SHORT EXERCISE | Reproduce each line exactly, including spacing and punctuation.

DATASET RECORDS |

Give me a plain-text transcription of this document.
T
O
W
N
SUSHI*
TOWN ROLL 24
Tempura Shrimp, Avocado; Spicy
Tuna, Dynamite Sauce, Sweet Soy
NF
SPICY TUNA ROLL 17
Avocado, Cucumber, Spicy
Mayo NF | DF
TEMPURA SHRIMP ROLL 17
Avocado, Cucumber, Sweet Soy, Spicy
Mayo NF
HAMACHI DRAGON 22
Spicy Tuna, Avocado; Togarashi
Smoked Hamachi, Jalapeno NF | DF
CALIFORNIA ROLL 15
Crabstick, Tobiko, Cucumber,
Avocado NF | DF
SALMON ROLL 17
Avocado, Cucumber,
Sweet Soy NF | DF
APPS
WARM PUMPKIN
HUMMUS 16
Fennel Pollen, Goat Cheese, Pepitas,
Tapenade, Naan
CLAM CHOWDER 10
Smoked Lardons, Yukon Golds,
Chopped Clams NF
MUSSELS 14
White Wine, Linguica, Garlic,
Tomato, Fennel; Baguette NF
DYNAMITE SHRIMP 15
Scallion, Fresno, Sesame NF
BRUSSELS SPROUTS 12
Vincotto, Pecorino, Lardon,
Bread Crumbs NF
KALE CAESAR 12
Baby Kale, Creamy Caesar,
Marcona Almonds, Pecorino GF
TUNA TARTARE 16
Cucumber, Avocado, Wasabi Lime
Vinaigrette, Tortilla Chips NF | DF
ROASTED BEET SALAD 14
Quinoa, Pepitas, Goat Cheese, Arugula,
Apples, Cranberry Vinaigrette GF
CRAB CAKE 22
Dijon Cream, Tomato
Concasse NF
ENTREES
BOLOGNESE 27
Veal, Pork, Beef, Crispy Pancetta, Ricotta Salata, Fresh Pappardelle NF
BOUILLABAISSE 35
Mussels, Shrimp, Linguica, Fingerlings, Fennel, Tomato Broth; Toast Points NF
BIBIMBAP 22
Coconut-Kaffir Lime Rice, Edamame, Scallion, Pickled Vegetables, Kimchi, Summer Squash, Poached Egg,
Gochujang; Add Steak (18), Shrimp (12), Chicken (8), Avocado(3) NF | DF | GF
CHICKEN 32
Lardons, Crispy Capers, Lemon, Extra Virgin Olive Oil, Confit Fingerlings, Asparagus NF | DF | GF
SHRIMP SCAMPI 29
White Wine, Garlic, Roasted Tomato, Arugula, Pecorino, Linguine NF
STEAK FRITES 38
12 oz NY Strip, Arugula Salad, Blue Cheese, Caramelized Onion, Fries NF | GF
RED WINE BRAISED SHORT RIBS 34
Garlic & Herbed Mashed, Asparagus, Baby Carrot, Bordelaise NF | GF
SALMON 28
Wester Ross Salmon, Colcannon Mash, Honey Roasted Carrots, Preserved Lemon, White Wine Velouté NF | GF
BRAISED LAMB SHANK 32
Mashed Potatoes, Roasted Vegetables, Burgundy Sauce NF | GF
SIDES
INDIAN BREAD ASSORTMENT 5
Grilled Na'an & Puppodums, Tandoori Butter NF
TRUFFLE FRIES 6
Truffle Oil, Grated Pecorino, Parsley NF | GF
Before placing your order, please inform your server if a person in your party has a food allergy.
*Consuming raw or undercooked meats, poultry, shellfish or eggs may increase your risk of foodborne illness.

EXERCISE RESPONSE |
Give me a plain-text transcription of this document.
T
O
W
N
SUSHI*
TOWN ROLL 24
Tempura Shrimp, Avocado; Spicy
Tuna, Dynamite Sauce, Sweet Soy
NF
SPICY TUNA ROLL 17
Avocado, Cucumber, Spicy
Mayo NF | DF
TEMPURA SHRIMP ROLL 17
Avocado, Cucumber, Sweet Soy, Spicy
Mayo NF
HAMACHI DRAGON 22
Spicy Tuna, Avocado; Togarashi
Smoked Hamachi, Jalapeno NF | DF
CALIFORNIA ROLL 15
Crabstick, Tobiko, Cucumber,
Avocado NF | DF
SALMON ROLL 17
Avocado, Cucumber,
Sweet Soy NF | DF
APPS
WARM PUMPKIN
HUMMUS 16
Fennel Pollen, Goat Cheese, Pepitas,
Tapenade, Naan
CLAM CHOWDER 10
Smoked Lardons, Yukon Golds,
Chopped Clams NF
MUSSELS 14
White Wine, Linguica, Garlic,
Tomato, Fennel; Baguette NF
DYNAMITE SHRIMP 15
Scallion, Fresno, Sesame NF
BRUSSELS SPROUTS 12
Vincotto, Pecorino, Lardon,
Bread Crumbs NF
KALE CAESAR 12
Baby Kale, Creamy Caesar,
Marcona Almonds, Pecorino GF
TUNA TARTARE 16
Cucumber, Avocado, Wasabi Lime
Vinaigrette, Tortilla Chips NF | DF
ROASTED BEET SALAD 14
Quinoa, Pepitas, Goat Cheese, Arugula,
Apples, Cranberry Vinaigrette GF
CRAB CAKE 22
Dijon Cream, Tomato
Concasse NF
ENTREES
BOLOGNESE 27
Veal, Pork, Beef, Crispy Pancetta, Ricotta Salata, Fresh Pappardelle NF
BOUILLABAISSE 35
Mussels, Shrimp, Linguica, Fingerlings, Fennel, Tomato Broth; Toast Points NF
BIBIMBAP 22
Coconut-Kaffir Lime Rice, Edamame, Scallion, Pickled Vegetables, Kimchi, Summer Squash, Poached Egg,
Gochujang; Add Steak (18), Shrimp (12), Chicken (8), Avocado(3) NF | DF | GF
CHICKEN 32
Lardons, Crispy Capers, Lemon, Extra Virgin Olive Oil, Confit Fingerlings, Asparagus NF | DF | GF
SHRIMP SCAMPI 29
White Wine, Garlic, Roasted Tomato, Arugula, Pecorino, Linguine NF
STEAK FRITES 38
12 oz NY Strip, Arugula Salad, Blue Cheese, Caramelized Onion, Fries NF | GF
RED WINE BRAISED SHORT RIBS 34
Garlic & Herbed Mashed, Asparagus, Baby Carrot, Bordelaise NF | GF
SALMON 28
Wester Ross Salmon, Colcannon Mash, Honey Roasted Carrots, Preserved Lemon, White Wine Velouté NF | GF
BRAISED LAMB SHANK 32
Mashed Potatoes, Roasted Vegetables, Burgundy Sauce NF | GF
SIDES
INDIAN BREAD ASSORTMENT 5
Grilled Na'an & Puppodums, Tandoori Butter NF
TRUFFLE FRIES 6
Truffle Oil, Grated Pecorino, Parsley NF | GF
Before placing your order, please inform your server if a person in your party has a food allergy.
*Consuming raw or undercooked meats, poultry, shellfish or eggs may increase your risk of foodborne illness.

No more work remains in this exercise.